_OBJECTIVE_
Go through the records below line by line, counting those that contain the word "Monitors"; answer with the count only.

── GIVEN RECORDS ──

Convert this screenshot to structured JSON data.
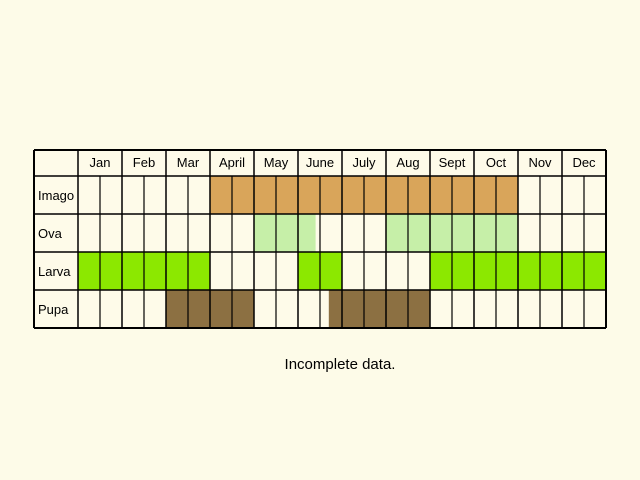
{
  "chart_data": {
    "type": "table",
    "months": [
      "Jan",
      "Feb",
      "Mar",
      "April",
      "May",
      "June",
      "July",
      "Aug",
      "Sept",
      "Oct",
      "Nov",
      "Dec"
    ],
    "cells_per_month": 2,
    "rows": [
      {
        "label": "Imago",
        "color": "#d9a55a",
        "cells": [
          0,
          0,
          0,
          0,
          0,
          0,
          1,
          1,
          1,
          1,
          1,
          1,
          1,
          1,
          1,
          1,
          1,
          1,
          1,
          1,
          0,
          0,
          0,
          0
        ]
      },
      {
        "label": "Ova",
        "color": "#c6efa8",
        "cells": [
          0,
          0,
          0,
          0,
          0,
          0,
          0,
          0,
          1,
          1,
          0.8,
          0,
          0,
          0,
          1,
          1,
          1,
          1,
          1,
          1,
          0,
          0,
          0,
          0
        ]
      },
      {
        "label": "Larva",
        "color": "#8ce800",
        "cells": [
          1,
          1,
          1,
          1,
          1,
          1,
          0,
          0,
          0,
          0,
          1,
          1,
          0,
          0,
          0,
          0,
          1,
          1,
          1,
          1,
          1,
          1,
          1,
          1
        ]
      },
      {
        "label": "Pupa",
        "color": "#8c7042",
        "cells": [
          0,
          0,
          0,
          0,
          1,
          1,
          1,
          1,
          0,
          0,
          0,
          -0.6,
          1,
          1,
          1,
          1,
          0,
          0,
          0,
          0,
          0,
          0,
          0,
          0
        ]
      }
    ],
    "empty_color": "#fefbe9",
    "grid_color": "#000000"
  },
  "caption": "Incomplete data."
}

───
── GIVEN RECORDS ──

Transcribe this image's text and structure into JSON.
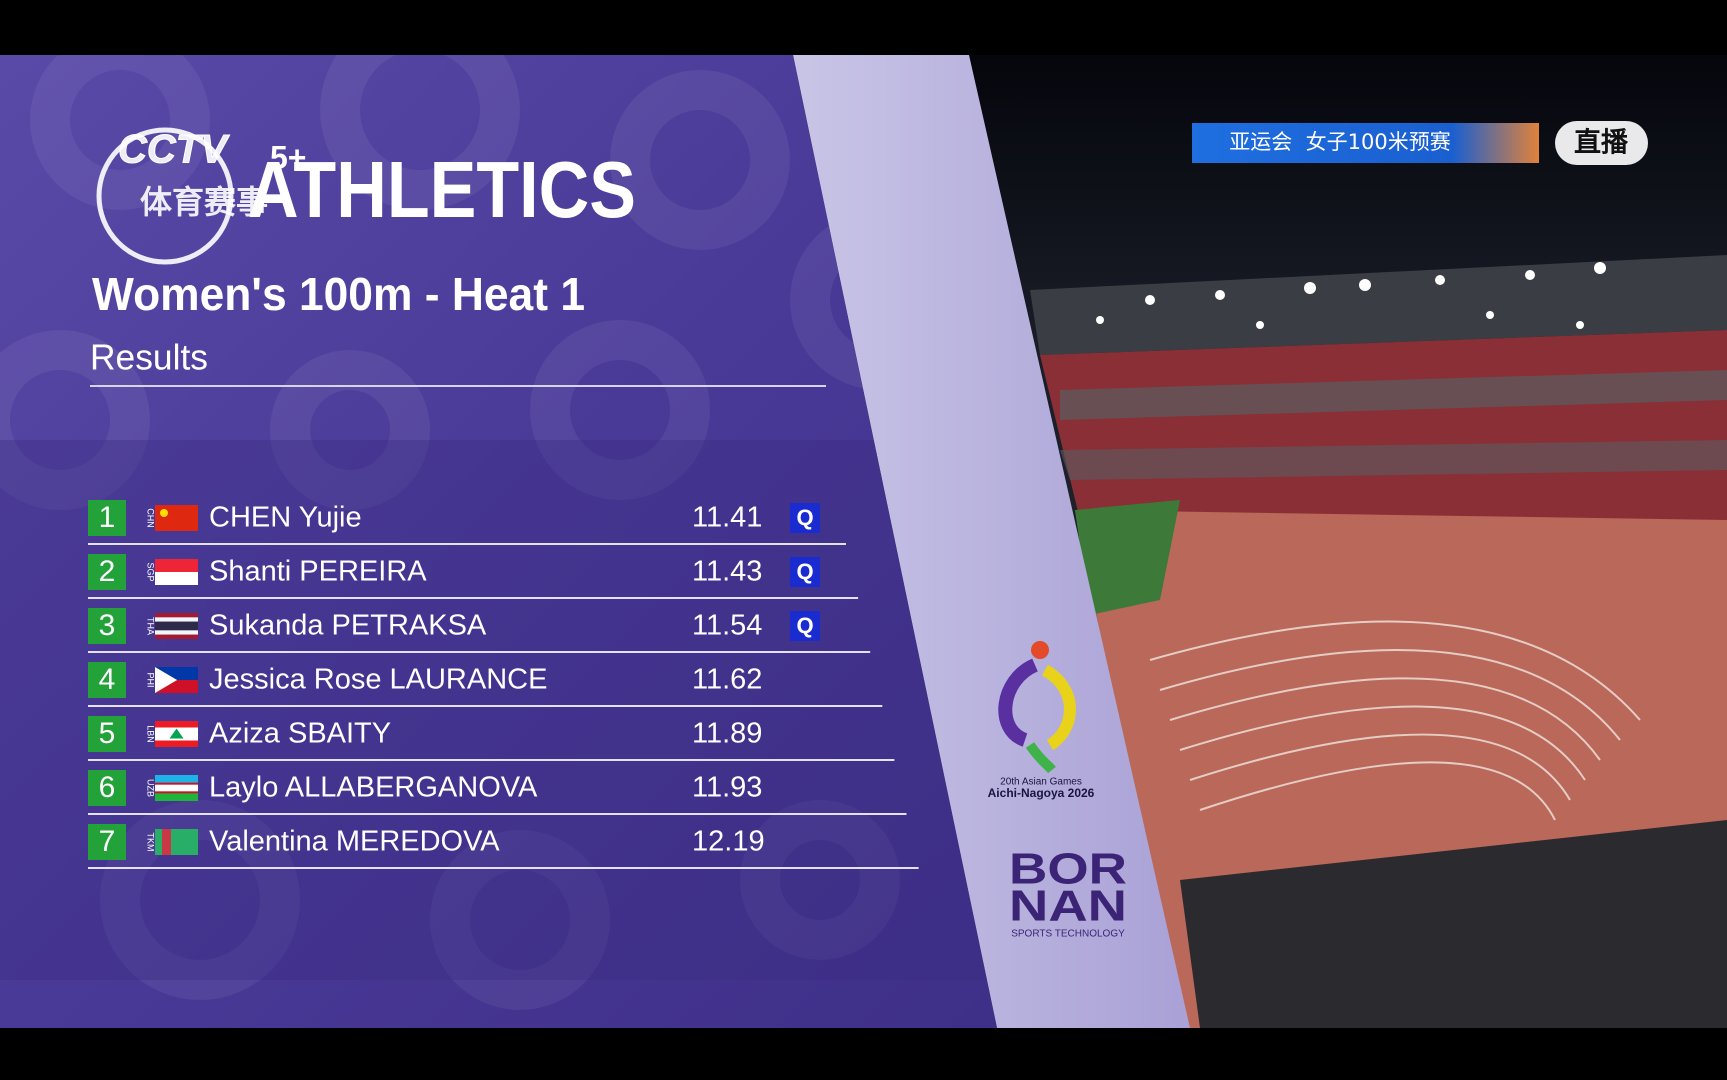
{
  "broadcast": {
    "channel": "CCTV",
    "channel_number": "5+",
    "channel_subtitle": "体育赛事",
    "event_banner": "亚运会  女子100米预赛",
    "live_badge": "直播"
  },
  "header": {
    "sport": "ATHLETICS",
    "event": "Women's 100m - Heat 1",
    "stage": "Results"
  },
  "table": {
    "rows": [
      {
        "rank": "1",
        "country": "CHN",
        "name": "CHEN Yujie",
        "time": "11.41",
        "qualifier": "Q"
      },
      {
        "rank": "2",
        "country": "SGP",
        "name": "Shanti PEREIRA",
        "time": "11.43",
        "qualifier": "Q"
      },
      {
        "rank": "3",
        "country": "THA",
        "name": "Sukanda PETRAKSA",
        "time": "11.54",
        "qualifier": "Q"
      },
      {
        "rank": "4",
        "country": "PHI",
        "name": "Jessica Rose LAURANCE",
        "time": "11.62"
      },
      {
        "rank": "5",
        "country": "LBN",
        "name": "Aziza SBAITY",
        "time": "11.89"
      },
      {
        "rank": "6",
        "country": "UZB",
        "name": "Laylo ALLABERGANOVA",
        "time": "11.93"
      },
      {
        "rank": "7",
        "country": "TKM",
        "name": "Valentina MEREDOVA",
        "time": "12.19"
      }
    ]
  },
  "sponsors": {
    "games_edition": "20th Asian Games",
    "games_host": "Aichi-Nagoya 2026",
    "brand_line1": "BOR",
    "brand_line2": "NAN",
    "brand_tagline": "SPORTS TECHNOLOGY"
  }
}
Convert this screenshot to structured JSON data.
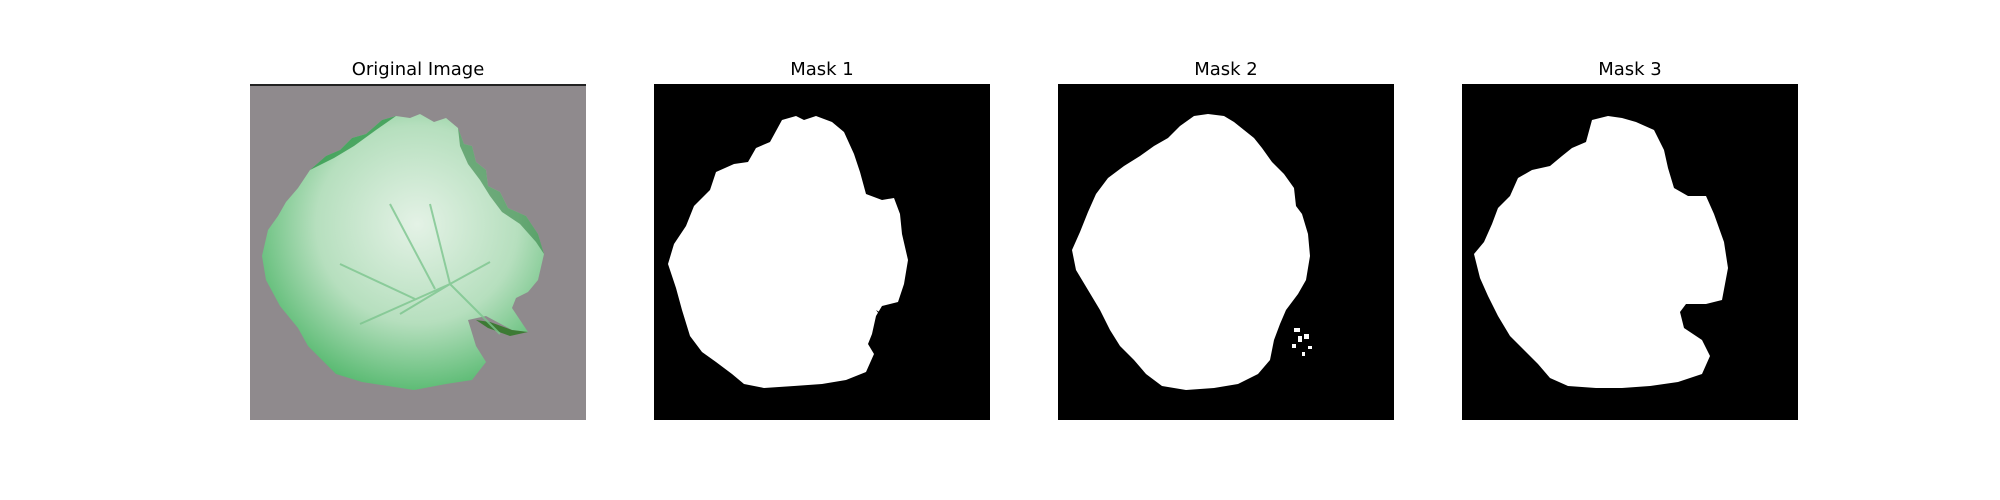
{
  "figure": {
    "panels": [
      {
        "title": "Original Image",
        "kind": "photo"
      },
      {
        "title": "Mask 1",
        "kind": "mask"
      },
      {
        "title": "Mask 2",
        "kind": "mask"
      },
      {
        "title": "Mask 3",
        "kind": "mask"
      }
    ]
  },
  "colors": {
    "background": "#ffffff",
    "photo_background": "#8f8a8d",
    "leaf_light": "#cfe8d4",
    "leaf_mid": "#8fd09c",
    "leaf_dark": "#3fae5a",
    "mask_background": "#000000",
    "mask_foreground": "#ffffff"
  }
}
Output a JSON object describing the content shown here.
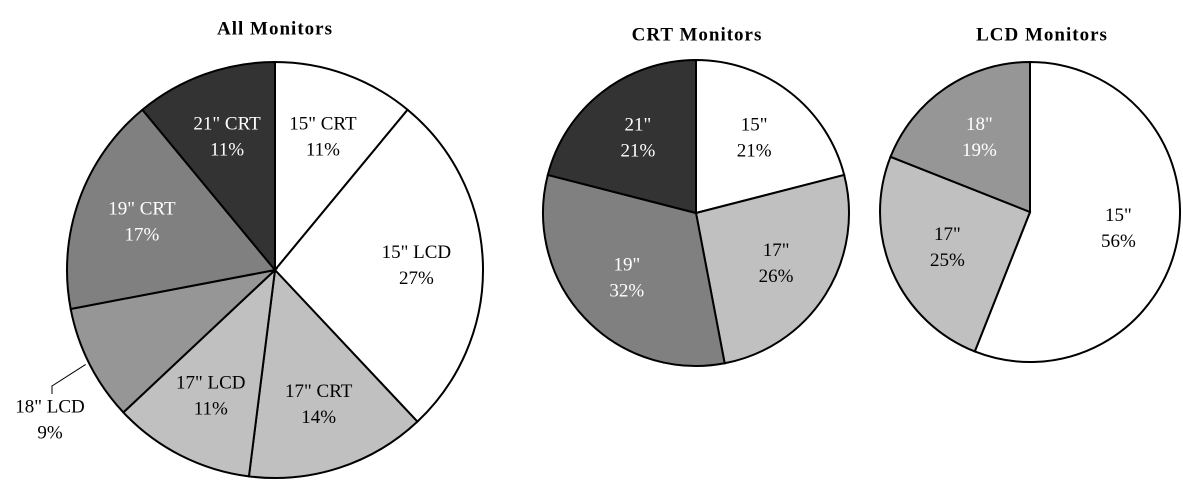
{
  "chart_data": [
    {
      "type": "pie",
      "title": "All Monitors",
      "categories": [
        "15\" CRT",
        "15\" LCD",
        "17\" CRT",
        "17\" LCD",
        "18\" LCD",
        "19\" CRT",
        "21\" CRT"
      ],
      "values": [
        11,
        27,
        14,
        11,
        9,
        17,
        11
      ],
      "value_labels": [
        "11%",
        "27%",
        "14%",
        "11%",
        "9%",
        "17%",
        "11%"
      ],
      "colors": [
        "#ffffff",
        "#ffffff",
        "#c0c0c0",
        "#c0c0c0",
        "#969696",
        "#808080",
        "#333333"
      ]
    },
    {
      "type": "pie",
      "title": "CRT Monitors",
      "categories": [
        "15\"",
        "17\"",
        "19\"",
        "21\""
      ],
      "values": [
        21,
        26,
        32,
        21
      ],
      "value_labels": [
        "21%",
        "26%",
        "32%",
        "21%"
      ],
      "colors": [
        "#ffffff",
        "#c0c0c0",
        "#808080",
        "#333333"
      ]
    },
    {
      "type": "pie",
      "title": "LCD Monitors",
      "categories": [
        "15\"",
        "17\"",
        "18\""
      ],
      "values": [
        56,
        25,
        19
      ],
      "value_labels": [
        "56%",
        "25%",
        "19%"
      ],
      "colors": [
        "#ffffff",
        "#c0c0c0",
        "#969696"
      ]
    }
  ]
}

───
── GIVEN RECORDS ──

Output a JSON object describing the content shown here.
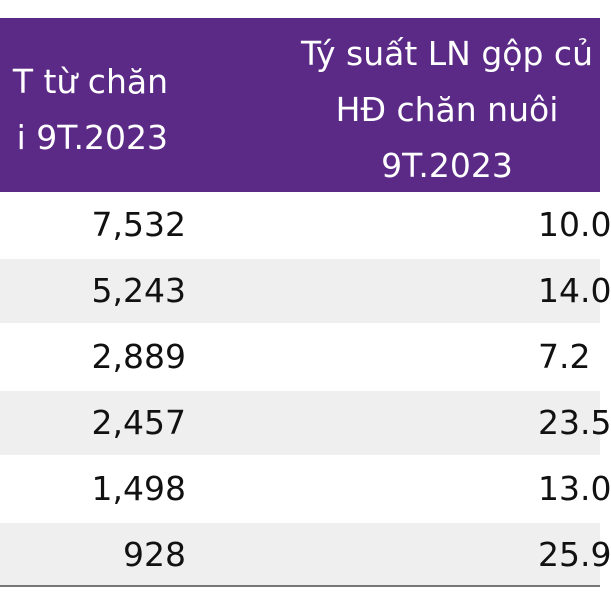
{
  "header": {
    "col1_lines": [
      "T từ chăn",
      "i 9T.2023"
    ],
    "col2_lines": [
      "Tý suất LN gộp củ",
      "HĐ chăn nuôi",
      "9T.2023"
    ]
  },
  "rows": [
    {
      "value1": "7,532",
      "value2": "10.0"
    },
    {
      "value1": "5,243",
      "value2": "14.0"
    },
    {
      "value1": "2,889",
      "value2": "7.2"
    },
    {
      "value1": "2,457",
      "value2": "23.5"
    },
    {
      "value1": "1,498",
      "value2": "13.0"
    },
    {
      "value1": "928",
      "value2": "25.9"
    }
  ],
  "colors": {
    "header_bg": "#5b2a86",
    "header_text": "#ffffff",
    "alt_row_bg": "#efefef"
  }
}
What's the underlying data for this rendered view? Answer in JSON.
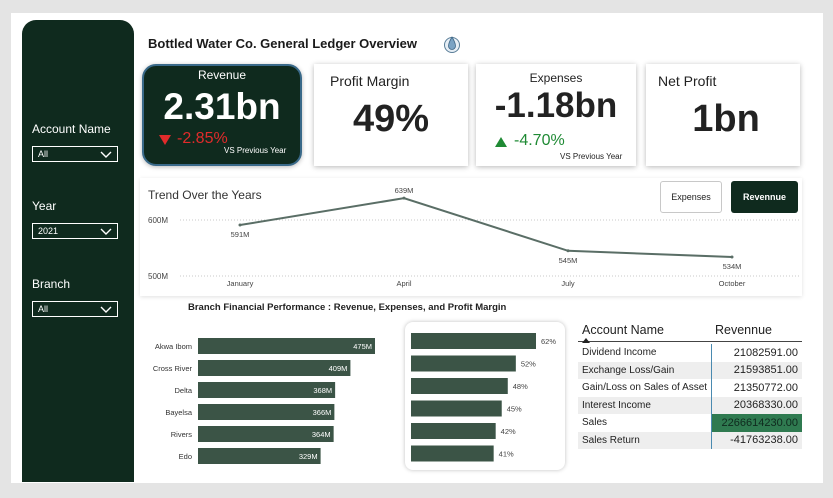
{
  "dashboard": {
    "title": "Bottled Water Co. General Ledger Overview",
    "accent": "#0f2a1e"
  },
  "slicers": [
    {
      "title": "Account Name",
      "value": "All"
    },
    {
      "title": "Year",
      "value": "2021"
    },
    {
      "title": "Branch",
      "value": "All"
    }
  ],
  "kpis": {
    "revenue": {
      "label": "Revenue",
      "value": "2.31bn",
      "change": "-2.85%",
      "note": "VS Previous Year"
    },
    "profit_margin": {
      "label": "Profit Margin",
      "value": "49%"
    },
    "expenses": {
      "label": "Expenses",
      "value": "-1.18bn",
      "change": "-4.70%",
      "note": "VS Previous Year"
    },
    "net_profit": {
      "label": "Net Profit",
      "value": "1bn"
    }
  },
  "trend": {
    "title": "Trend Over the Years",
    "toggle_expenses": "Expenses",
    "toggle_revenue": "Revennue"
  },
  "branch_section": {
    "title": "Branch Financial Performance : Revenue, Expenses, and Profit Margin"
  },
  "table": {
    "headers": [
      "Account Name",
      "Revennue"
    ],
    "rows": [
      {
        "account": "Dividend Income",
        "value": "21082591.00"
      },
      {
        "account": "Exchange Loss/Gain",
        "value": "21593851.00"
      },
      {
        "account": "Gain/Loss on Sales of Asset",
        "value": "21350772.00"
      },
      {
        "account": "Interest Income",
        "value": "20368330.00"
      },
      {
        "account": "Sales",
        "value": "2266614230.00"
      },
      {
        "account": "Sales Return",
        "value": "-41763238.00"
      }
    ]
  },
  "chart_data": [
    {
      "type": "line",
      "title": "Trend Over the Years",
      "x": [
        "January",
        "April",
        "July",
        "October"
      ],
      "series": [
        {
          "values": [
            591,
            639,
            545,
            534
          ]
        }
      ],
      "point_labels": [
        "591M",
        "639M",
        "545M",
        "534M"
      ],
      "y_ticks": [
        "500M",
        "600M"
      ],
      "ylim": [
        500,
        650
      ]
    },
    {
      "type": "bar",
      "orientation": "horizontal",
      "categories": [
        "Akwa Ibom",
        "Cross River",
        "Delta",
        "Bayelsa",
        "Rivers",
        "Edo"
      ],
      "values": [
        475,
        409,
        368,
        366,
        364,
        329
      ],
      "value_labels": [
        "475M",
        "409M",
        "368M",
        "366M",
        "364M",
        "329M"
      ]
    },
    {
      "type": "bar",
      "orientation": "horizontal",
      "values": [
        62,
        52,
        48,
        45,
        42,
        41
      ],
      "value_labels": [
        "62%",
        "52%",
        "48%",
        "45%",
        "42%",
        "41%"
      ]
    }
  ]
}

───

_PROBLEM SOLUTION_
3